[Aim] The entries below should be given again exactly, minus their pictures.

-- start of Source data --

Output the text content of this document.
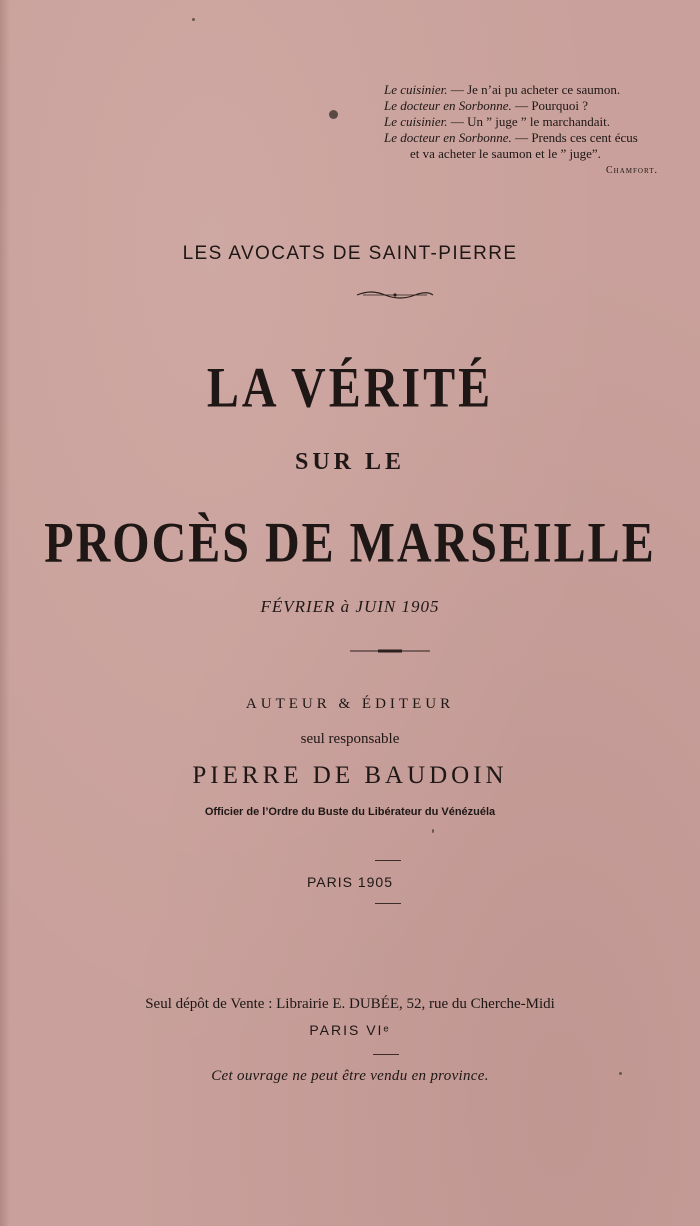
Le cuisinier. — Je n’ai pu acheter ce saumon.
Le docteur en Sorbonne. — Pourquoi ?
Le cuisinier. — Un ” juge ” le marchandait.
Le docteur en Sorbonne. — Prends ces cent écus
et va acheter le saumon et le ” juge”.
Chamfort.
LES AVOCATS DE SAINT-PIERRE
LA VÉRITÉ
SUR LE
PROCÈS DE MARSEILLE
FÉVRIER à JUIN 1905
AUTEUR & ÉDITEUR
seul responsable
PIERRE DE BAUDOIN
Officier de l’Ordre du Buste du Libérateur du Vénézuéla
PARIS 1905
Seul dépôt de Vente : Librairie E. DUBÉE, 52, rue du Cherche-Midi
PARIS VIᵉ
Cet ouvrage ne peut être vendu en province.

-- end of Source data --

[The result]
Output the text content of this document.
Le cuisinier. — Je n’ai pu acheter ce saumon.
Le docteur en Sorbonne. — Pourquoi ?
Le cuisinier. — Un ” juge ” le marchandait.
Le docteur en Sorbonne. — Prends ces cent écus
et va acheter le saumon et le ” juge”.
Chamfort.
LES AVOCATS DE SAINT-PIERRE
LA VÉRITÉ
SUR LE
PROCÈS DE MARSEILLE
FÉVRIER à JUIN 1905
AUTEUR & ÉDITEUR
seul responsable
PIERRE DE BAUDOIN
Officier de l’Ordre du Buste du Libérateur du Vénézuéla
PARIS 1905
Seul dépôt de Vente : Librairie E. DUBÉE, 52, rue du Cherche-Midi
PARIS VIᵉ
Cet ouvrage ne peut être vendu en province.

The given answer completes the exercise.